Part of a data file:
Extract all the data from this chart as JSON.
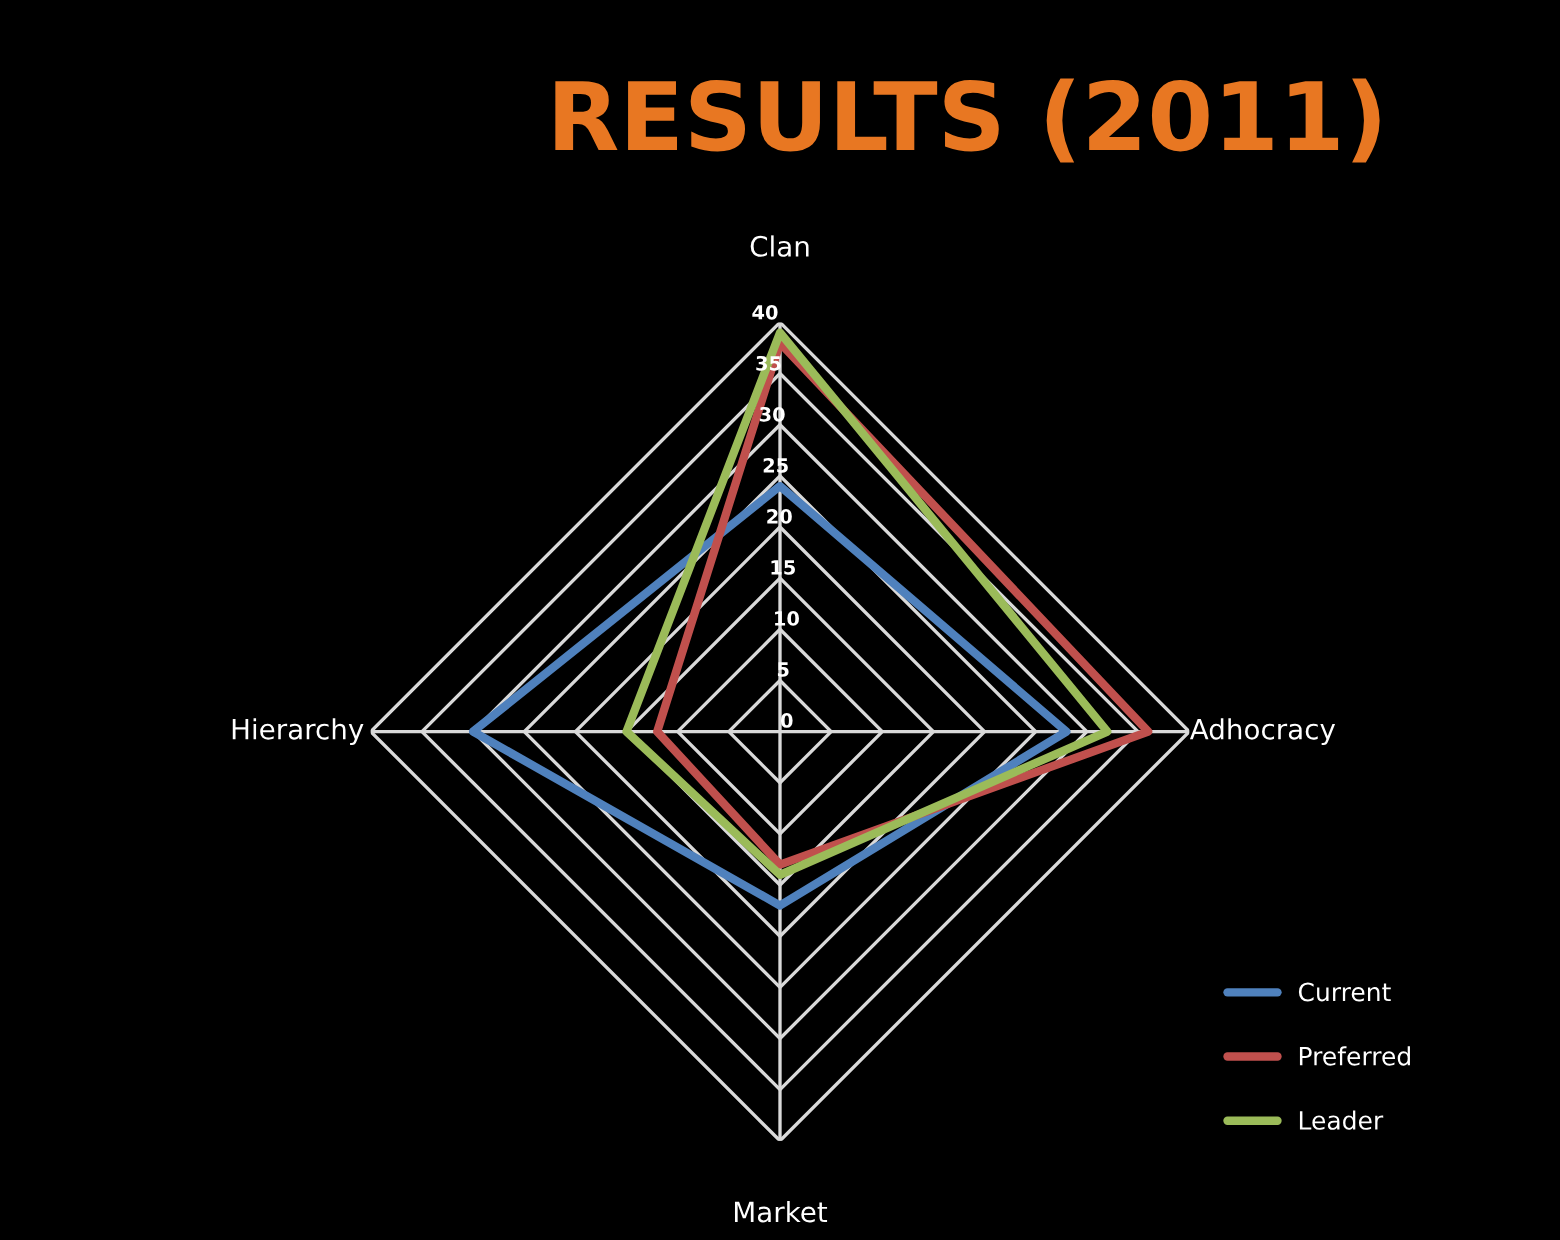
{
  "chart_data": {
    "type": "radar",
    "title": "RESULTS (2011)",
    "categories": [
      "Clan",
      "Adhocracy",
      "Market",
      "Hierarchy"
    ],
    "series": [
      {
        "name": "Current",
        "color": "#4f81bd",
        "values": [
          24,
          28,
          17,
          30
        ]
      },
      {
        "name": "Preferred",
        "color": "#c0504d",
        "values": [
          38,
          36,
          13,
          12
        ]
      },
      {
        "name": "Leader",
        "color": "#9bbb59",
        "values": [
          39,
          32,
          14,
          15
        ]
      }
    ],
    "ylim": [
      0,
      40
    ],
    "yticks": [
      0,
      5,
      10,
      15,
      20,
      25,
      30,
      35,
      40
    ],
    "grid": true,
    "legend": "bottom right",
    "marker": "none",
    "line_style": "solid"
  }
}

WORK INSTRUCTIONS: Search the entries for the word "name" and gather every line where it appears.

RESPONSE TO THIS TASK:
        "name": "Current",
        "name": "Preferred",
        "name": "Leader",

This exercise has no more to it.